Extracted data entries:

* * * * * * * * *

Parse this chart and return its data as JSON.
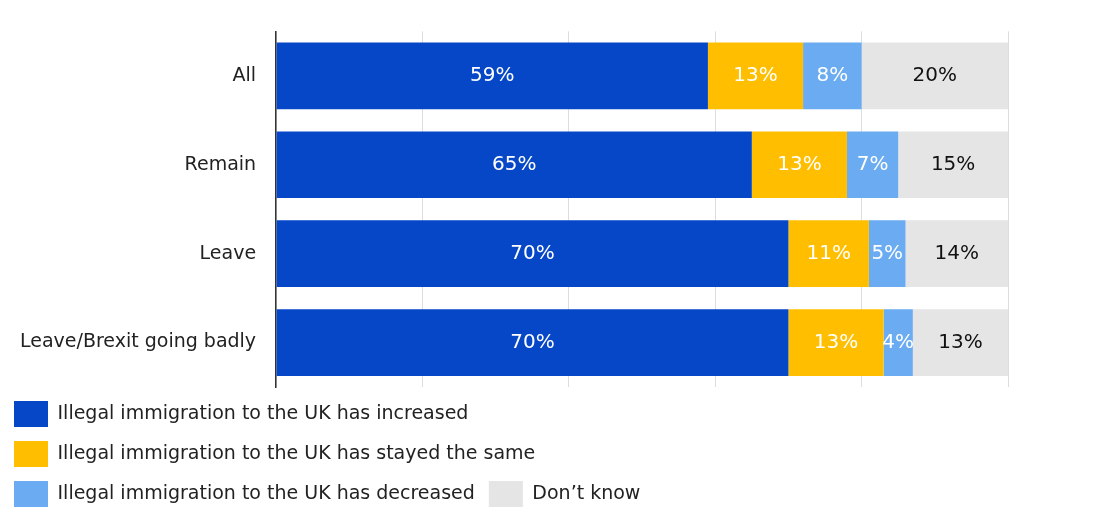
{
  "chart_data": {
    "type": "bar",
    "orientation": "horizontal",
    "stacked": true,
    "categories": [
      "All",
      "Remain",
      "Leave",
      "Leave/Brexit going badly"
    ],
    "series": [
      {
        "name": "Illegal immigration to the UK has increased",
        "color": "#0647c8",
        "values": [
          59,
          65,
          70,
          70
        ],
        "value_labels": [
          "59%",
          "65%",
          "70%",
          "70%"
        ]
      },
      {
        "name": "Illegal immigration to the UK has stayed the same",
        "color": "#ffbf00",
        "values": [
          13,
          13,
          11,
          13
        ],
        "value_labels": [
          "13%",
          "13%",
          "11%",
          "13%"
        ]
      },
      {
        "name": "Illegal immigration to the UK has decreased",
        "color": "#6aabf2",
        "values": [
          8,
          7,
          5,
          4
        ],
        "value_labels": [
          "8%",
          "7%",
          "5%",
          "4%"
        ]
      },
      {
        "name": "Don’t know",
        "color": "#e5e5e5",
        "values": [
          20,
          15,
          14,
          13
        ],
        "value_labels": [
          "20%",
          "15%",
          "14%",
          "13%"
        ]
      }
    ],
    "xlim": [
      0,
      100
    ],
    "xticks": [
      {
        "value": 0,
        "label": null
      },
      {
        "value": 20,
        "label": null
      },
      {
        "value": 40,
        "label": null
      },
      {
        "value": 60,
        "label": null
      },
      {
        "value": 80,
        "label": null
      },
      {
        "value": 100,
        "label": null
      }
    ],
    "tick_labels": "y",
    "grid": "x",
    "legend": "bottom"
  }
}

* * * * * * * * *

Task instructions: Go through the entries above and copy every line containing "immigration".

Task output:
        "name": "Illegal immigration to the UK has increased",
        "name": "Illegal immigration to the UK has stayed the same",
        "name": "Illegal immigration to the UK has decreased",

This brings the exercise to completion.